Write the data out again exactly, dropping any images it holds.

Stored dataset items

>> start

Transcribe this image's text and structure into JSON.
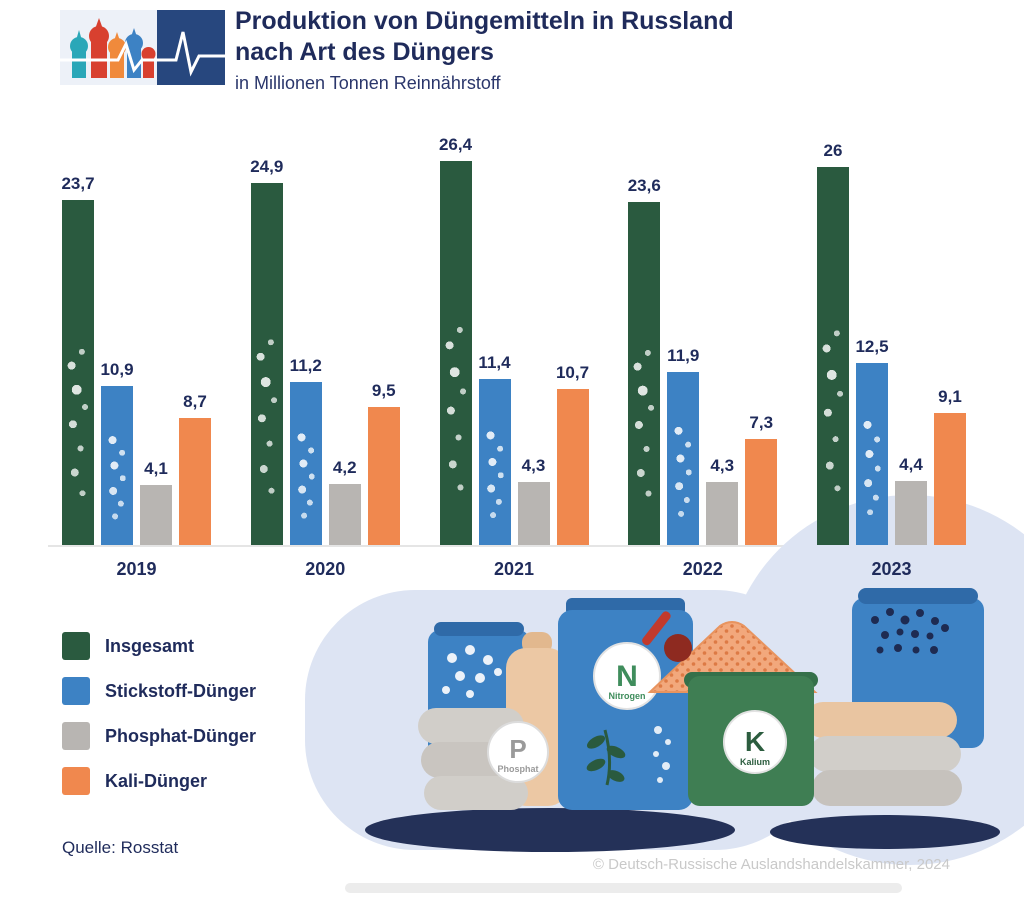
{
  "header": {
    "title_line1": "Produktion von Düngemitteln in Russland",
    "title_line2": "nach Art des Düngers",
    "subtitle": "in Millionen Tonnen Reinnährstoff"
  },
  "chart_data": {
    "type": "bar",
    "title": "Produktion von Düngemitteln in Russland nach Art des Düngers",
    "subtitle": "in Millionen Tonnen Reinnährstoff",
    "categories": [
      "2019",
      "2020",
      "2021",
      "2022",
      "2023"
    ],
    "series": [
      {
        "name": "Insgesamt",
        "color": "#2a5a3f",
        "values": [
          23.7,
          24.9,
          26.4,
          23.6,
          26
        ]
      },
      {
        "name": "Stickstoff-Dünger",
        "color": "#3d82c4",
        "values": [
          10.9,
          11.2,
          11.4,
          11.9,
          12.5
        ]
      },
      {
        "name": "Phosphat-Dünger",
        "color": "#b8b5b2",
        "values": [
          4.1,
          4.2,
          4.3,
          4.3,
          4.4
        ]
      },
      {
        "name": "Kali-Dünger",
        "color": "#f0884e",
        "values": [
          8.7,
          9.5,
          10.7,
          7.3,
          9.1
        ]
      }
    ],
    "ylim": [
      0,
      28
    ],
    "grid": false,
    "legend_position": "bottom-left",
    "value_labels": true,
    "value_label_format": "comma-decimal"
  },
  "source": "Quelle: Rosstat",
  "copyright": "© Deutsch-Russische Auslandshandelskammer, 2024",
  "illustration": {
    "n_badge": {
      "letter": "N",
      "label": "Nitrogen"
    },
    "p_badge": {
      "letter": "P",
      "label": "Phosphat"
    },
    "k_badge": {
      "letter": "K",
      "label": "Kalium"
    }
  },
  "colors": {
    "accent_navy": "#1f2b5b",
    "blob_light_blue": "#dde4f3",
    "logo_navy": "#27477e"
  }
}
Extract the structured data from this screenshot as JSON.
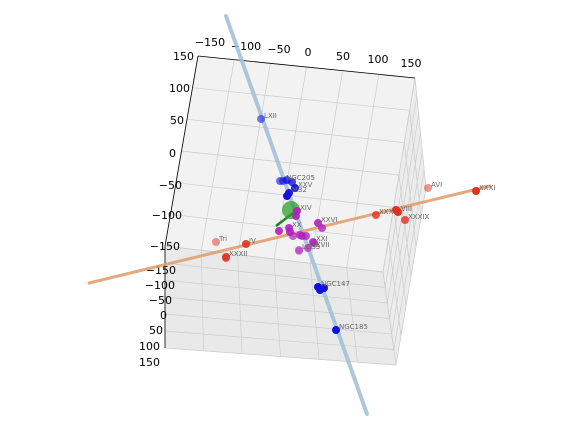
{
  "chart_data": {
    "type": "scatter",
    "title": "",
    "xlabel": "",
    "ylabel": "",
    "zlabel": "",
    "projection": "3d",
    "grid": true,
    "xlim": [
      -150,
      150
    ],
    "ylim": [
      -150,
      150
    ],
    "zlim": [
      -150,
      150
    ],
    "x_ticks": [
      "−150",
      "−100",
      "−50",
      "0",
      "50",
      "100",
      "150"
    ],
    "y_ticks": [
      "150",
      "100",
      "50",
      "0",
      "−50",
      "−100",
      "−150"
    ],
    "z_ticks": [
      "−150",
      "−100",
      "−50",
      "0",
      "50",
      "100",
      "150"
    ],
    "colors": {
      "blue_line": "#9fbfd8",
      "orange_line": "#e0a070",
      "green_marker": "#2ca02c",
      "blue_points": "#1010e0",
      "red_points": "#e03020",
      "magenta_points": "#b020c0",
      "pane": "#f2f2f2",
      "grid": "#cccccc"
    },
    "labeled_points": [
      {
        "label": "LXII",
        "group": "blue"
      },
      {
        "label": "NGC205",
        "group": "blue"
      },
      {
        "label": "XXV",
        "group": "blue"
      },
      {
        "label": "M32",
        "group": "blue"
      },
      {
        "label": "NGC147",
        "group": "blue"
      },
      {
        "label": "NGC185",
        "group": "blue"
      },
      {
        "label": "XIV",
        "group": "magenta"
      },
      {
        "label": "XXVI",
        "group": "magenta"
      },
      {
        "label": "XX",
        "group": "magenta"
      },
      {
        "label": "XXI",
        "group": "magenta"
      },
      {
        "label": "XXVII",
        "group": "magenta"
      },
      {
        "label": "LGS3",
        "group": "magenta"
      },
      {
        "label": "AVI",
        "group": "red"
      },
      {
        "label": "XXXI",
        "group": "red"
      },
      {
        "label": "XXXIX",
        "group": "red"
      },
      {
        "label": "VIII",
        "group": "red"
      },
      {
        "label": "XXX",
        "group": "red"
      },
      {
        "label": "Tri",
        "group": "red"
      },
      {
        "label": "IV",
        "group": "red"
      },
      {
        "label": "XXXII",
        "group": "red"
      }
    ]
  }
}
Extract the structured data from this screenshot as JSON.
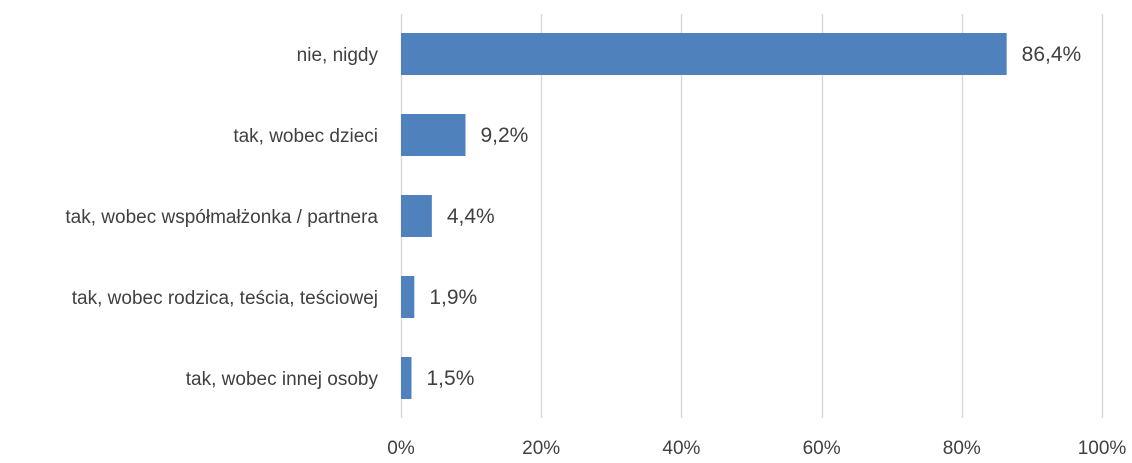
{
  "chart_data": {
    "type": "bar",
    "orientation": "horizontal",
    "categories": [
      "nie, nigdy",
      "tak, wobec dzieci",
      "tak, wobec współmałżonka / partnera",
      "tak, wobec rodzica, teścia, teściowej",
      "tak, wobec innej osoby"
    ],
    "values": [
      86.4,
      9.2,
      4.4,
      1.9,
      1.5
    ],
    "data_labels": [
      "86,4%",
      "9,2%",
      "4,4%",
      "1,9%",
      "1,5%"
    ],
    "xlim": [
      0,
      100
    ],
    "x_ticks": [
      0,
      20,
      40,
      60,
      80,
      100
    ],
    "x_tick_labels": [
      "0%",
      "20%",
      "40%",
      "60%",
      "80%",
      "100%"
    ],
    "grid": "vertical",
    "legend": "none",
    "colors": {
      "bar": "#4f81bd",
      "grid": "#d9d9d9",
      "text": "#404040"
    }
  }
}
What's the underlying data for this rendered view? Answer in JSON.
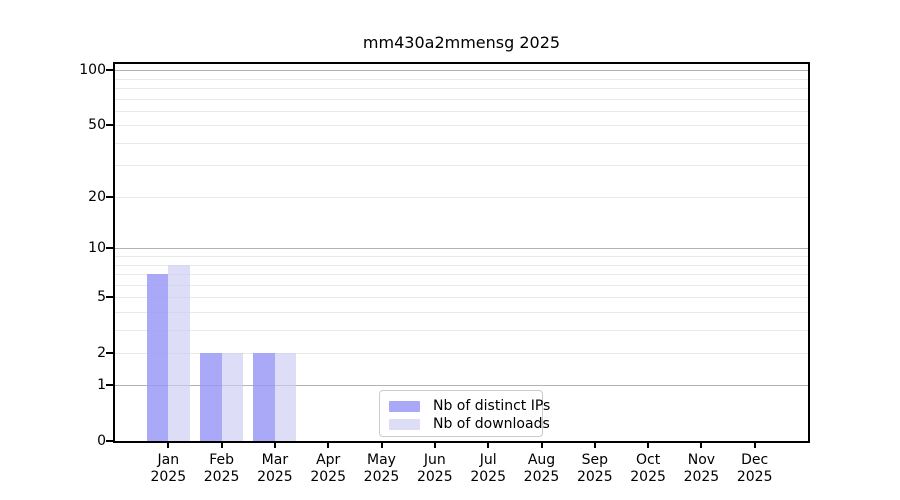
{
  "title": "mm430a2mmensg 2025",
  "chart_data": {
    "type": "bar",
    "title": "mm430a2mmensg 2025",
    "months": [
      "Jan",
      "Feb",
      "Mar",
      "Apr",
      "May",
      "Jun",
      "Jul",
      "Aug",
      "Sep",
      "Oct",
      "Nov",
      "Dec"
    ],
    "year": "2025",
    "categories": [
      "Jan 2025",
      "Feb 2025",
      "Mar 2025",
      "Apr 2025",
      "May 2025",
      "Jun 2025",
      "Jul 2025",
      "Aug 2025",
      "Sep 2025",
      "Oct 2025",
      "Nov 2025",
      "Dec 2025"
    ],
    "series": [
      {
        "name": "Nb of distinct IPs",
        "color": "#9999f5",
        "alpha": 0.84,
        "values": [
          7,
          2,
          2,
          0,
          0,
          0,
          0,
          0,
          0,
          0,
          0,
          0
        ]
      },
      {
        "name": "Nb of downloads",
        "color": "#ccccf5",
        "alpha": 0.66,
        "values": [
          8,
          2,
          2,
          0,
          0,
          0,
          0,
          0,
          0,
          0,
          0,
          0
        ]
      }
    ],
    "y_axis": {
      "scale": "log1p",
      "ylim": [
        0,
        112
      ],
      "tick_values": [
        0,
        1,
        2,
        5,
        10,
        20,
        50,
        100
      ],
      "major_gridlines": [
        1,
        10,
        100
      ],
      "minor_gridlines": [
        2,
        3,
        4,
        5,
        6,
        7,
        8,
        9,
        20,
        30,
        40,
        50,
        60,
        70,
        80,
        90
      ]
    },
    "legend": {
      "position": "lower center"
    },
    "colors": {
      "spine": "#000000",
      "major_grid": "#b3b3b3",
      "minor_grid": "#e9e9e9",
      "background": "#ffffff",
      "text": "#000000"
    }
  }
}
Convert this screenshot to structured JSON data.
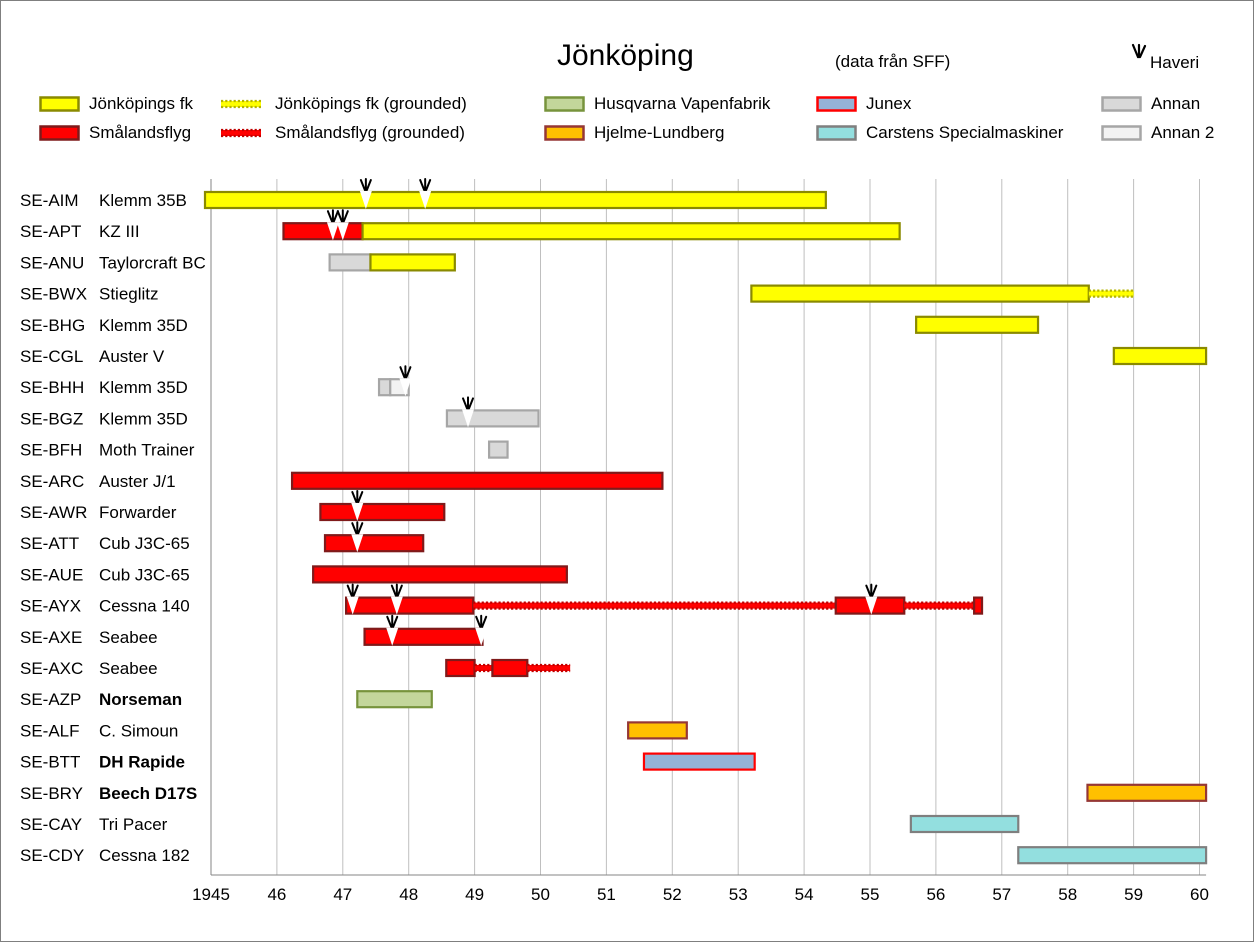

>> end

THE OUTPUT |
Transcribe this image's text and structure into JSON.
{
  "header": {
    "title_line1": "Produktion von Düngemitteln in Russland",
    "title_line2": "nach Art des Düngers",
    "subtitle": "in Millionen Tonnen Reinnährstoff"
  },
  "chart_data": {
    "type": "bar",
    "title": "Produktion von Düngemitteln in Russland nach Art des Düngers",
    "subtitle": "in Millionen Tonnen Reinnährstoff",
    "categories": [
      "2019",
      "2020",
      "2021",
      "2022",
      "2023"
    ],
    "series": [
      {
        "name": "Insgesamt",
        "color": "#2a5a3f",
        "values": [
          23.7,
          24.9,
          26.4,
          23.6,
          26
        ]
      },
      {
        "name": "Stickstoff-Dünger",
        "color": "#3d82c4",
        "values": [
          10.9,
          11.2,
          11.4,
          11.9,
          12.5
        ]
      },
      {
        "name": "Phosphat-Dünger",
        "color": "#b8b5b2",
        "values": [
          4.1,
          4.2,
          4.3,
          4.3,
          4.4
        ]
      },
      {
        "name": "Kali-Dünger",
        "color": "#f0884e",
        "values": [
          8.7,
          9.5,
          10.7,
          7.3,
          9.1
        ]
      }
    ],
    "ylim": [
      0,
      28
    ],
    "grid": false,
    "legend_position": "bottom-left",
    "value_labels": true,
    "value_label_format": "comma-decimal"
  },
  "source": "Quelle: Rosstat",
  "copyright": "© Deutsch-Russische Auslandshandelskammer, 2024",
  "illustration": {
    "n_badge": {
      "letter": "N",
      "label": "Nitrogen"
    },
    "p_badge": {
      "letter": "P",
      "label": "Phosphat"
    },
    "k_badge": {
      "letter": "K",
      "label": "Kalium"
    }
  },
  "colors": {
    "accent_navy": "#1f2b5b",
    "blob_light_blue": "#dde4f3",
    "logo_navy": "#27477e"
  }
}
Extract the structured data from this screenshot as JSON.
{
  "chart_data": {
    "type": "scatter",
    "title": "",
    "xlabel": "",
    "ylabel": "",
    "zlabel": "",
    "projection": "3d",
    "grid": true,
    "xlim": [
      -150,
      150
    ],
    "ylim": [
      -150,
      150
    ],
    "zlim": [
      -150,
      150
    ],
    "x_ticks": [
      "−150",
      "−100",
      "−50",
      "0",
      "50",
      "100",
      "150"
    ],
    "y_ticks": [
      "150",
      "100",
      "50",
      "0",
      "−50",
      "−100",
      "−150"
    ],
    "z_ticks": [
      "−150",
      "−100",
      "−50",
      "0",
      "50",
      "100",
      "150"
    ],
    "colors": {
      "blue_line": "#9fbfd8",
      "orange_line": "#e0a070",
      "green_marker": "#2ca02c",
      "blue_points": "#1010e0",
      "red_points": "#e03020",
      "magenta_points": "#b020c0",
      "pane": "#f2f2f2",
      "grid": "#cccccc"
    },
    "labeled_points": [
      {
        "label": "LXII",
        "group": "blue"
      },
      {
        "label": "NGC205",
        "group": "blue"
      },
      {
        "label": "XXV",
        "group": "blue"
      },
      {
        "label": "M32",
        "group": "blue"
      },
      {
        "label": "NGC147",
        "group": "blue"
      },
      {
        "label": "NGC185",
        "group": "blue"
      },
      {
        "label": "XIV",
        "group": "magenta"
      },
      {
        "label": "XXVI",
        "group": "magenta"
      },
      {
        "label": "XX",
        "group": "magenta"
      },
      {
        "label": "XXI",
        "group": "magenta"
      },
      {
        "label": "XXVII",
        "group": "magenta"
      },
      {
        "label": "LGS3",
        "group": "magenta"
      },
      {
        "label": "AVI",
        "group": "red"
      },
      {
        "label": "XXXI",
        "group": "red"
      },
      {
        "label": "XXXIX",
        "group": "red"
      },
      {
        "label": "VIII",
        "group": "red"
      },
      {
        "label": "XXX",
        "group": "red"
      },
      {
        "label": "Tri",
        "group": "red"
      },
      {
        "label": "IV",
        "group": "red"
      },
      {
        "label": "XXXII",
        "group": "red"
      }
    ]
  }
}
Extract the structured data from this screenshot as JSON.
{
  "chart_data": {
    "type": "bar",
    "orientation": "horizontal",
    "categories": [
      "nie, nigdy",
      "tak, wobec dzieci",
      "tak, wobec współmałżonka / partnera",
      "tak, wobec rodzica, teścia, teściowej",
      "tak, wobec innej osoby"
    ],
    "values": [
      86.4,
      9.2,
      4.4,
      1.9,
      1.5
    ],
    "data_labels": [
      "86,4%",
      "9,2%",
      "4,4%",
      "1,9%",
      "1,5%"
    ],
    "xlim": [
      0,
      100
    ],
    "x_ticks": [
      0,
      20,
      40,
      60,
      80,
      100
    ],
    "x_tick_labels": [
      "0%",
      "20%",
      "40%",
      "60%",
      "80%",
      "100%"
    ],
    "grid": "vertical",
    "legend": "none",
    "colors": {
      "bar": "#4f81bd",
      "grid": "#d9d9d9",
      "text": "#404040"
    }
  }
}
What's the underlying data for this rendered view? Answer in JSON.
{
  "title": "mm430a2mmensg 2025",
  "chart_data": {
    "type": "bar",
    "title": "mm430a2mmensg 2025",
    "months": [
      "Jan",
      "Feb",
      "Mar",
      "Apr",
      "May",
      "Jun",
      "Jul",
      "Aug",
      "Sep",
      "Oct",
      "Nov",
      "Dec"
    ],
    "year": "2025",
    "categories": [
      "Jan 2025",
      "Feb 2025",
      "Mar 2025",
      "Apr 2025",
      "May 2025",
      "Jun 2025",
      "Jul 2025",
      "Aug 2025",
      "Sep 2025",
      "Oct 2025",
      "Nov 2025",
      "Dec 2025"
    ],
    "series": [
      {
        "name": "Nb of distinct IPs",
        "color": "#9999f5",
        "alpha": 0.84,
        "values": [
          7,
          2,
          2,
          0,
          0,
          0,
          0,
          0,
          0,
          0,
          0,
          0
        ]
      },
      {
        "name": "Nb of downloads",
        "color": "#ccccf5",
        "alpha": 0.66,
        "values": [
          8,
          2,
          2,
          0,
          0,
          0,
          0,
          0,
          0,
          0,
          0,
          0
        ]
      }
    ],
    "y_axis": {
      "scale": "log1p",
      "ylim": [
        0,
        112
      ],
      "tick_values": [
        0,
        1,
        2,
        5,
        10,
        20,
        50,
        100
      ],
      "major_gridlines": [
        1,
        10,
        100
      ],
      "minor_gridlines": [
        2,
        3,
        4,
        5,
        6,
        7,
        8,
        9,
        20,
        30,
        40,
        50,
        60,
        70,
        80,
        90
      ]
    },
    "legend": {
      "position": "lower center"
    },
    "colors": {
      "spine": "#000000",
      "major_grid": "#b3b3b3",
      "minor_grid": "#e9e9e9",
      "background": "#ffffff",
      "text": "#000000"
    }
  }
}
Convert this screenshot to structured JSON data.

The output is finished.